## [Requirement]
Reproduce each line exactly, including spacing and punctuation.

## [Dataset]
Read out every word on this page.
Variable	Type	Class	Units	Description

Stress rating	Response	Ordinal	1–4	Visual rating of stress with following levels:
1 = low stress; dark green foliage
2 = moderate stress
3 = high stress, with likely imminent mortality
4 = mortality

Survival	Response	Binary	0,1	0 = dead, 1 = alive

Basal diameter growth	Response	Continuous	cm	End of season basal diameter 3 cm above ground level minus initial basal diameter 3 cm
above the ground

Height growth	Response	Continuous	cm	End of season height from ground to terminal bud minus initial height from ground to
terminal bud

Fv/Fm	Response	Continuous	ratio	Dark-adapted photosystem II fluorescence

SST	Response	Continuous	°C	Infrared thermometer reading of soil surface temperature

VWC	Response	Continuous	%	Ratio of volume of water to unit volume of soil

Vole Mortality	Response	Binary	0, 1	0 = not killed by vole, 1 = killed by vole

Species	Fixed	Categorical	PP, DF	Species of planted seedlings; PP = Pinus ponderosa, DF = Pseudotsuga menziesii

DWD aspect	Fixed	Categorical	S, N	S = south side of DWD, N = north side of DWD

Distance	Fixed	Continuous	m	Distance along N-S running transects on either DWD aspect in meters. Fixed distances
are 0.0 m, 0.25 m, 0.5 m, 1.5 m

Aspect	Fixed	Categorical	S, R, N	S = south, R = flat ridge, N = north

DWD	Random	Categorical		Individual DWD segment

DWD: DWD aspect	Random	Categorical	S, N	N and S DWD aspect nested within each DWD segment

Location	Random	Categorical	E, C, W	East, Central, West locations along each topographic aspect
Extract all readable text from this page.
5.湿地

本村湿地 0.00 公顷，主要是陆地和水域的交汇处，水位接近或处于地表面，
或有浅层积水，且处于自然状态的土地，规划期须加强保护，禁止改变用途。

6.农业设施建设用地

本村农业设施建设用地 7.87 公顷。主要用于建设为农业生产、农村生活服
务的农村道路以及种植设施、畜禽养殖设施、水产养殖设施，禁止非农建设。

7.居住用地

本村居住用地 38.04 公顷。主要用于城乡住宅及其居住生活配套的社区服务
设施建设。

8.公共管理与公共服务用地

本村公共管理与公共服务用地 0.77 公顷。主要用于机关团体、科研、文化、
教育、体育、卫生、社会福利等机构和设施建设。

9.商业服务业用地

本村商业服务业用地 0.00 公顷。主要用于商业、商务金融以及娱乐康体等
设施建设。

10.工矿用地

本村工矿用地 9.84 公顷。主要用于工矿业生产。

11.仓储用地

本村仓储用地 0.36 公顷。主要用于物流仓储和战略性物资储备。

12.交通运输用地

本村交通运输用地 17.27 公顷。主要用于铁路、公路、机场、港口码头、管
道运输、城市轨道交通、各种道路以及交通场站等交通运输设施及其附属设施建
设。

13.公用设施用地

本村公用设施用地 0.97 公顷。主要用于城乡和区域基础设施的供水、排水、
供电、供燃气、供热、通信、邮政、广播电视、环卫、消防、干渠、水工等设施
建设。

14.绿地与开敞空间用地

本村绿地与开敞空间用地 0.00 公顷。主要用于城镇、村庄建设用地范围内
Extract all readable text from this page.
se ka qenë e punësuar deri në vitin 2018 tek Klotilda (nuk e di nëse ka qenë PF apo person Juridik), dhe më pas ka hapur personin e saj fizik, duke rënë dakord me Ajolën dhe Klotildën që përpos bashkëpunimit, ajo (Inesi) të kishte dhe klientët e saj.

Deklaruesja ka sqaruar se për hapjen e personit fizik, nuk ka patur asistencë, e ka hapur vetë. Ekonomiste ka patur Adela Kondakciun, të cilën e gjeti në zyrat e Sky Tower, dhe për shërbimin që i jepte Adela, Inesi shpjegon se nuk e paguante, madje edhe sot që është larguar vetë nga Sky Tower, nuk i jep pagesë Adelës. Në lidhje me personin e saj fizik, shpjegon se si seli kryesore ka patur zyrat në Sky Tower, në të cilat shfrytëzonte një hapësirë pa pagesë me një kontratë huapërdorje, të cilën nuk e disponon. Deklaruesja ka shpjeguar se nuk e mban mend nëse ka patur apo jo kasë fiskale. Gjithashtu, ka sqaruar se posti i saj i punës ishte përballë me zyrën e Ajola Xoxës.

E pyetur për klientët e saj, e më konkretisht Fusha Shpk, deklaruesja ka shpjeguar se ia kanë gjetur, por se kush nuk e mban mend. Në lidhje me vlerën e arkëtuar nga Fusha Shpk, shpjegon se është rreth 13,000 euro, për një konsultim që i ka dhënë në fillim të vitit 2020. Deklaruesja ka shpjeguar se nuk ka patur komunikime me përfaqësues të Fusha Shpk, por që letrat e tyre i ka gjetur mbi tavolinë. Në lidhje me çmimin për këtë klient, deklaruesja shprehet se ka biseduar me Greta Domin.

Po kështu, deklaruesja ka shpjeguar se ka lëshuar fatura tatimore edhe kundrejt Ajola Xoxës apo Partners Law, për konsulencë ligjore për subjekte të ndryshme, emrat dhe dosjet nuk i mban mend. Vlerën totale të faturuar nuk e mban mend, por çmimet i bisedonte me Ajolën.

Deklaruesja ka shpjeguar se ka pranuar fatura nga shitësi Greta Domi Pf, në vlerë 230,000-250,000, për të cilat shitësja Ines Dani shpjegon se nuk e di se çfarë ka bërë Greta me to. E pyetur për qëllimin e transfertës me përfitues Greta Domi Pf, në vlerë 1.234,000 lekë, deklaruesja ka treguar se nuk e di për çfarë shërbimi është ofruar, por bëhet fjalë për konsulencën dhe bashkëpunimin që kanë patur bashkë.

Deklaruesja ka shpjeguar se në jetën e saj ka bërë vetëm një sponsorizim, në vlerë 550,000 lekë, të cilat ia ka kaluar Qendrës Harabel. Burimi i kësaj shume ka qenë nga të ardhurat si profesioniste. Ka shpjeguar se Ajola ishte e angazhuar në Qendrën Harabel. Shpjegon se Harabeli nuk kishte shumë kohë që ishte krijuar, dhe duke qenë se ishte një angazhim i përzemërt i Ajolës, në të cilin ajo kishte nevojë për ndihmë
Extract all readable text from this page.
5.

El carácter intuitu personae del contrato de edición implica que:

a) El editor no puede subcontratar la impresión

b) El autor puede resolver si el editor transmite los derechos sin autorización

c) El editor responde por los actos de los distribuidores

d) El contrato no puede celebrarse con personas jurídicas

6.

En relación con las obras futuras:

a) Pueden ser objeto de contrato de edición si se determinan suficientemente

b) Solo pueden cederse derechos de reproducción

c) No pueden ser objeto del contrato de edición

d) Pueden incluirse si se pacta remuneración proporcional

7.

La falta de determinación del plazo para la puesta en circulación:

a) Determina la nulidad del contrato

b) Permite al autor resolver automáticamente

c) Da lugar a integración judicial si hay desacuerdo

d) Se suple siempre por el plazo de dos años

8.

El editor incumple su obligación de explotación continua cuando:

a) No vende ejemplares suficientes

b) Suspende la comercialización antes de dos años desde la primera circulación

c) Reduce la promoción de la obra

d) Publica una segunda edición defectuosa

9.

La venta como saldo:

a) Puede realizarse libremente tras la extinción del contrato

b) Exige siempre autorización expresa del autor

## [Result of the task]
Read out every word on this page.
Variable	Type	Class	Units	Description

Stress rating	Response	Ordinal	1–4	Visual rating of stress with following levels:
1 = low stress; dark green foliage
2 = moderate stress
3 = high stress, with likely imminent mortality
4 = mortality

Survival	Response	Binary	0,1	0 = dead, 1 = alive

Basal diameter growth	Response	Continuous	cm	End of season basal diameter 3 cm above ground level minus initial basal diameter 3 cm
above the ground

Height growth	Response	Continuous	cm	End of season height from ground to terminal bud minus initial height from ground to
terminal bud

Fv/Fm	Response	Continuous	ratio	Dark-adapted photosystem II fluorescence

SST	Response	Continuous	°C	Infrared thermometer reading of soil surface temperature

VWC	Response	Continuous	%	Ratio of volume of water to unit volume of soil

Vole Mortality	Response	Binary	0, 1	0 = not killed by vole, 1 = killed by vole

Species	Fixed	Categorical	PP, DF	Species of planted seedlings; PP = Pinus ponderosa, DF = Pseudotsuga menziesii

DWD aspect	Fixed	Categorical	S, N	S = south side of DWD, N = north side of DWD

Distance	Fixed	Continuous	m	Distance along N-S running transects on either DWD aspect in meters. Fixed distances
are 0.0 m, 0.25 m, 0.5 m, 1.5 m

Aspect	Fixed	Categorical	S, R, N	S = south, R = flat ridge, N = north

DWD	Random	Categorical		Individual DWD segment

DWD: DWD aspect	Random	Categorical	S, N	N and S DWD aspect nested within each DWD segment

Location	Random	Categorical	E, C, W	East, Central, West locations along each topographic aspect
Extract all readable text from this page.
5.湿地

本村湿地 0.00 公顷，主要是陆地和水域的交汇处，水位接近或处于地表面，
或有浅层积水，且处于自然状态的土地，规划期须加强保护，禁止改变用途。

6.农业设施建设用地

本村农业设施建设用地 7.87 公顷。主要用于建设为农业生产、农村生活服
务的农村道路以及种植设施、畜禽养殖设施、水产养殖设施，禁止非农建设。

7.居住用地

本村居住用地 38.04 公顷。主要用于城乡住宅及其居住生活配套的社区服务
设施建设。

8.公共管理与公共服务用地

本村公共管理与公共服务用地 0.77 公顷。主要用于机关团体、科研、文化、
教育、体育、卫生、社会福利等机构和设施建设。

9.商业服务业用地

本村商业服务业用地 0.00 公顷。主要用于商业、商务金融以及娱乐康体等
设施建设。

10.工矿用地

本村工矿用地 9.84 公顷。主要用于工矿业生产。

11.仓储用地

本村仓储用地 0.36 公顷。主要用于物流仓储和战略性物资储备。

12.交通运输用地

本村交通运输用地 17.27 公顷。主要用于铁路、公路、机场、港口码头、管
道运输、城市轨道交通、各种道路以及交通场站等交通运输设施及其附属设施建
设。

13.公用设施用地

本村公用设施用地 0.97 公顷。主要用于城乡和区域基础设施的供水、排水、
供电、供燃气、供热、通信、邮政、广播电视、环卫、消防、干渠、水工等设施
建设。

14.绿地与开敞空间用地

本村绿地与开敞空间用地 0.00 公顷。主要用于城镇、村庄建设用地范围内
Extract all readable text from this page.
se ka qenë e punësuar deri në vitin 2018 tek Klotilda (nuk e di nëse ka qenë PF apo person Juridik), dhe më pas ka hapur personin e saj fizik, duke rënë dakord me Ajolën dhe Klotildën që përpos bashkëpunimit, ajo (Inesi) të kishte dhe klientët e saj.

Deklaruesja ka sqaruar se për hapjen e personit fizik, nuk ka patur asistencë, e ka hapur vetë. Ekonomiste ka patur Adela Kondakciun, të cilën e gjeti në zyrat e Sky Tower, dhe për shërbimin që i jepte Adela, Inesi shpjegon se nuk e paguante, madje edhe sot që është larguar vetë nga Sky Tower, nuk i jep pagesë Adelës. Në lidhje me personin e saj fizik, shpjegon se si seli kryesore ka patur zyrat në Sky Tower, në të cilat shfrytëzonte një hapësirë pa pagesë me një kontratë huapërdorje, të cilën nuk e disponon. Deklaruesja ka shpjeguar se nuk e mban mend nëse ka patur apo jo kasë fiskale. Gjithashtu, ka sqaruar se posti i saj i punës ishte përballë me zyrën e Ajola Xoxës.

E pyetur për klientët e saj, e më konkretisht Fusha Shpk, deklaruesja ka shpjeguar se ia kanë gjetur, por se kush nuk e mban mend. Në lidhje me vlerën e arkëtuar nga Fusha Shpk, shpjegon se është rreth 13,000 euro, për një konsultim që i ka dhënë në fillim të vitit 2020. Deklaruesja ka shpjeguar se nuk ka patur komunikime me përfaqësues të Fusha Shpk, por që letrat e tyre i ka gjetur mbi tavolinë. Në lidhje me çmimin për këtë klient, deklaruesja shprehet se ka biseduar me Greta Domin.

Po kështu, deklaruesja ka shpjeguar se ka lëshuar fatura tatimore edhe kundrejt Ajola Xoxës apo Partners Law, për konsulencë ligjore për subjekte të ndryshme, emrat dhe dosjet nuk i mban mend. Vlerën totale të faturuar nuk e mban mend, por çmimet i bisedonte me Ajolën.

Deklaruesja ka shpjeguar se ka pranuar fatura nga shitësi Greta Domi Pf, në vlerë 230,000-250,000, për të cilat shitësja Ines Dani shpjegon se nuk e di se çfarë ka bërë Greta me to. E pyetur për qëllimin e transfertës me përfitues Greta Domi Pf, në vlerë 1.234,000 lekë, deklaruesja ka treguar se nuk e di për çfarë shërbimi është ofruar, por bëhet fjalë për konsulencën dhe bashkëpunimin që kanë patur bashkë.

Deklaruesja ka shpjeguar se në jetën e saj ka bërë vetëm një sponsorizim, në vlerë 550,000 lekë, të cilat ia ka kaluar Qendrës Harabel. Burimi i kësaj shume ka qenë nga të ardhurat si profesioniste. Ka shpjeguar se Ajola ishte e angazhuar në Qendrën Harabel. Shpjegon se Harabeli nuk kishte shumë kohë që ishte krijuar, dhe duke qenë se ishte një angazhim i përzemërt i Ajolës, në të cilin ajo kishte nevojë për ndihmë
Extract all readable text from this page.
5.

El carácter intuitu personae del contrato de edición implica que:

a) El editor no puede subcontratar la impresión

b) El autor puede resolver si el editor transmite los derechos sin autorización

c) El editor responde por los actos de los distribuidores

d) El contrato no puede celebrarse con personas jurídicas

6.

En relación con las obras futuras:

a) Pueden ser objeto de contrato de edición si se determinan suficientemente

b) Solo pueden cederse derechos de reproducción

c) No pueden ser objeto del contrato de edición

d) Pueden incluirse si se pacta remuneración proporcional

7.

La falta de determinación del plazo para la puesta en circulación:

a) Determina la nulidad del contrato

b) Permite al autor resolver automáticamente

c) Da lugar a integración judicial si hay desacuerdo

d) Se suple siempre por el plazo de dos años

8.

El editor incumple su obligación de explotación continua cuando:

a) No vende ejemplares suficientes

b) Suspende la comercialización antes de dos años desde la primera circulación

c) Reduce la promoción de la obra

d) Publica una segunda edición defectuosa

9.

La venta como saldo:

a) Puede realizarse libremente tras la extinción del contrato

b) Exige siempre autorización expresa del autor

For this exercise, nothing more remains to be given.